### Records for processing ###
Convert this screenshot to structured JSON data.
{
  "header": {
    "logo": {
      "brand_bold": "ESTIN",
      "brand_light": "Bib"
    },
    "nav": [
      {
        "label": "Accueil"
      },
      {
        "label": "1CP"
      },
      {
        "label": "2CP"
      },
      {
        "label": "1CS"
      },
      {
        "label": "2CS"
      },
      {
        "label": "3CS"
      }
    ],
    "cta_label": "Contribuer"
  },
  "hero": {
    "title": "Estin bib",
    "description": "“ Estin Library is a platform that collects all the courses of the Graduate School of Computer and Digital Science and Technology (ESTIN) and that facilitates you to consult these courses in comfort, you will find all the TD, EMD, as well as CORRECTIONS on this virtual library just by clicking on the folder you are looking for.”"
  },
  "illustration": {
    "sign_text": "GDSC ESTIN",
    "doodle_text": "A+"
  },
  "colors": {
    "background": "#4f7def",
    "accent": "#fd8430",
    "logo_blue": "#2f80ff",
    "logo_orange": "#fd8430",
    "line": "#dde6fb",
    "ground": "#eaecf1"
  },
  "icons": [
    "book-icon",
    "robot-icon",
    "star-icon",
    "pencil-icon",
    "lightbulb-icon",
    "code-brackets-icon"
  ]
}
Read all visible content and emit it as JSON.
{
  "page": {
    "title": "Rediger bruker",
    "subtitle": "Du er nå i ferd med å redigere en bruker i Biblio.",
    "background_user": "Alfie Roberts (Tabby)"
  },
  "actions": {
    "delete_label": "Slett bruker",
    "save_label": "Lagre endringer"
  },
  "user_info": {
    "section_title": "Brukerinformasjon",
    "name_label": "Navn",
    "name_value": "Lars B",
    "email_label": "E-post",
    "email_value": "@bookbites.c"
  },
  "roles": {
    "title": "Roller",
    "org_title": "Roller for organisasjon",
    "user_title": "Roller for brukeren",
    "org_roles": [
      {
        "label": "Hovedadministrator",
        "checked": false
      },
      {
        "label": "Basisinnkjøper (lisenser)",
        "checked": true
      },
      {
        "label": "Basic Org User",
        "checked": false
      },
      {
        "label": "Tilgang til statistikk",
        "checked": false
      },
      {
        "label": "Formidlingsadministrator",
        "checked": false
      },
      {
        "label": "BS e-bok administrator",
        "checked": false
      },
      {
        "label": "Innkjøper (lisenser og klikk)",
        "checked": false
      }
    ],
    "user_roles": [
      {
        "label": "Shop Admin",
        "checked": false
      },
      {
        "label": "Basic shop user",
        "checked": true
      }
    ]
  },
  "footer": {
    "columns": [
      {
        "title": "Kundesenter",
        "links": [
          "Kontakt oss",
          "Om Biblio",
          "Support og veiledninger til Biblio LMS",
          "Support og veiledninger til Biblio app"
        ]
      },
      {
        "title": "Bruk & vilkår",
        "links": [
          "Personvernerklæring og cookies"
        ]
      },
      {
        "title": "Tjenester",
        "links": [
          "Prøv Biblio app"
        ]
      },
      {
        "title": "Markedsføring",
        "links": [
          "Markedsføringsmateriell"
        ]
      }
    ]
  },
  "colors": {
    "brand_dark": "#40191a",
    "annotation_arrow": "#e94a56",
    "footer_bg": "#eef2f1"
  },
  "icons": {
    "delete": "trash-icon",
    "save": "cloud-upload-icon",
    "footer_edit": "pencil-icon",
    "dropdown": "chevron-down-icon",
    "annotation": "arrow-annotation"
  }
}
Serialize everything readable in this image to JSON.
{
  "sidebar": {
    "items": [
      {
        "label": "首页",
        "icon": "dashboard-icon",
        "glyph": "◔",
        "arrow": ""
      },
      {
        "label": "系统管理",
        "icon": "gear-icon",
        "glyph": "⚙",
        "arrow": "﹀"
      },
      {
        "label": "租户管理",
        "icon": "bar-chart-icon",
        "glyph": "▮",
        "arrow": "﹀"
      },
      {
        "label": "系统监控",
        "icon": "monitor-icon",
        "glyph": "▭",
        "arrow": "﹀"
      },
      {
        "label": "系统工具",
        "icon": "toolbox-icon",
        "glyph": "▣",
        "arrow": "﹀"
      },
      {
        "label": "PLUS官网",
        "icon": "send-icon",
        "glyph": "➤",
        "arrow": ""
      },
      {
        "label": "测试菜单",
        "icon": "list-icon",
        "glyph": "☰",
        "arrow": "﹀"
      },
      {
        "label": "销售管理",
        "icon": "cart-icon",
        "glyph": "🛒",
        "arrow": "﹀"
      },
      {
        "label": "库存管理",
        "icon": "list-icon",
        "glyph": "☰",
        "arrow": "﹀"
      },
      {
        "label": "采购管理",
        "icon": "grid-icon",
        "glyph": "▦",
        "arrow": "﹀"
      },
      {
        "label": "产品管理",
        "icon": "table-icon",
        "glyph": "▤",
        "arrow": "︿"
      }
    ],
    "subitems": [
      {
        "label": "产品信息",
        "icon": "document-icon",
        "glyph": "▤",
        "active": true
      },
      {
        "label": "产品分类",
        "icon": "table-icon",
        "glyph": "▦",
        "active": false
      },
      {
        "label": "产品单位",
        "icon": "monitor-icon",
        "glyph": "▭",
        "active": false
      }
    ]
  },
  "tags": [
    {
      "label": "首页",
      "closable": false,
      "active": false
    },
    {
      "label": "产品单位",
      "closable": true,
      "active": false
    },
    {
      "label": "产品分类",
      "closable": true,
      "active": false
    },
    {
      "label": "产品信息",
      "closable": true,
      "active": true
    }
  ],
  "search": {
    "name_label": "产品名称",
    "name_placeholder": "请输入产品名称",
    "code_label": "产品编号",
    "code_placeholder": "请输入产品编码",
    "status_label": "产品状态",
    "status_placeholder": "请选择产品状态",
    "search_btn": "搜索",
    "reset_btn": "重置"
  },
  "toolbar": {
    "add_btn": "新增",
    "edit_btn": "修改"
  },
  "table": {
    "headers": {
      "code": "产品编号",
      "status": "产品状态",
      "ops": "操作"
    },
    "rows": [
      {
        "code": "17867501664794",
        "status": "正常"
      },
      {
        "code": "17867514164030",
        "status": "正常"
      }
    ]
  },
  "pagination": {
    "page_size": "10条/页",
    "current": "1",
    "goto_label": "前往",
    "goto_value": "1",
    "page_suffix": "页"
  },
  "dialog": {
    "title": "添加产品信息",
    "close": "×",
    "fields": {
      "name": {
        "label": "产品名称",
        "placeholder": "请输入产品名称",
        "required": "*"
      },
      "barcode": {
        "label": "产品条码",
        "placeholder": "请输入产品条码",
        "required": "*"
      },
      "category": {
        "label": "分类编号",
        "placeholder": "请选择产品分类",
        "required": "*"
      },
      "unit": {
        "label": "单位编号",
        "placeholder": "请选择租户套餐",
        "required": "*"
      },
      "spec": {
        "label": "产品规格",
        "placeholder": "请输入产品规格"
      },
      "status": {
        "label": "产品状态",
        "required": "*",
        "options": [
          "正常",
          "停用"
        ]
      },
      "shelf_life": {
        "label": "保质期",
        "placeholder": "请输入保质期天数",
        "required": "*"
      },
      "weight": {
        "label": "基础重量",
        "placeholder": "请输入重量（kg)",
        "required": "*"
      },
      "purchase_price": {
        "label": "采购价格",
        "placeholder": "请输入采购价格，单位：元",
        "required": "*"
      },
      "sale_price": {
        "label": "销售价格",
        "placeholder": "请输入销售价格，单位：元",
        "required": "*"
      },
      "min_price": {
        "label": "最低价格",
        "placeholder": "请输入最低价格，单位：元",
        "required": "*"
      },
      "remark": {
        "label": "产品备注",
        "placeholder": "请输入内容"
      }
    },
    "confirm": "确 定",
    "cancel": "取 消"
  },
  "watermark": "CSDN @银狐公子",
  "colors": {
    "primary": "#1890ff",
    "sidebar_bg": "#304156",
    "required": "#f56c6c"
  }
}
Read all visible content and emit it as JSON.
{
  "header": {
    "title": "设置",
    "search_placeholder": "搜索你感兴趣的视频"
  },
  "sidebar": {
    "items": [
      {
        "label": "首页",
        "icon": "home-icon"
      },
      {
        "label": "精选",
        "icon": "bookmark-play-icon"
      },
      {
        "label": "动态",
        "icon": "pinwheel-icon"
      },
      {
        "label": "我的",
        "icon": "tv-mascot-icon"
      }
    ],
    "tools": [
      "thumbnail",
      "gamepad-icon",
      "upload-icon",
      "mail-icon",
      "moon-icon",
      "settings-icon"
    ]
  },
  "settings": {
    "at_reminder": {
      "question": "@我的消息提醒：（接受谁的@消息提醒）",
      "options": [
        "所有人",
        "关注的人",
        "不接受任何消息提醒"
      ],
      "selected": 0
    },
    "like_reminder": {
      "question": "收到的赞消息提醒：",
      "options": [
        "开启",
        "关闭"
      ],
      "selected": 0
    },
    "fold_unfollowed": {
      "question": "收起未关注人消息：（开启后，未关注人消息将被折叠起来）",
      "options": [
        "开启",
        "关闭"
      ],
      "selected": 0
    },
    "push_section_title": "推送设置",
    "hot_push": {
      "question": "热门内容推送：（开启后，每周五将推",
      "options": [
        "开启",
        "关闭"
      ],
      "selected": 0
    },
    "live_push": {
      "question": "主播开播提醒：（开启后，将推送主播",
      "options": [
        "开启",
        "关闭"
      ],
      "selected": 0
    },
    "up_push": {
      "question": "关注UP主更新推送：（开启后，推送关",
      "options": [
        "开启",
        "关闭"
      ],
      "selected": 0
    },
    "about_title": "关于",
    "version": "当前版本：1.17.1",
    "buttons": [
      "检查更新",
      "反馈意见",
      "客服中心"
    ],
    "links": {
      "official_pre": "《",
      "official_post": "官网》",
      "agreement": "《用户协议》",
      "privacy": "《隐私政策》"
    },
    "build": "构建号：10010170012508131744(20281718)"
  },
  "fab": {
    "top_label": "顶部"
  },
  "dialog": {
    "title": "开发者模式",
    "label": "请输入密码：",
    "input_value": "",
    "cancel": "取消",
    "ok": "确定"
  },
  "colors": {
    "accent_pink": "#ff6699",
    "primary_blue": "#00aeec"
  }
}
###
Exercise directions
Report all lines of the data above that include the string "Roller".

Exercise answer
    "title": "Roller",
    "org_title": "Roller for organisasjon",
    "user_title": "Roller for brukeren",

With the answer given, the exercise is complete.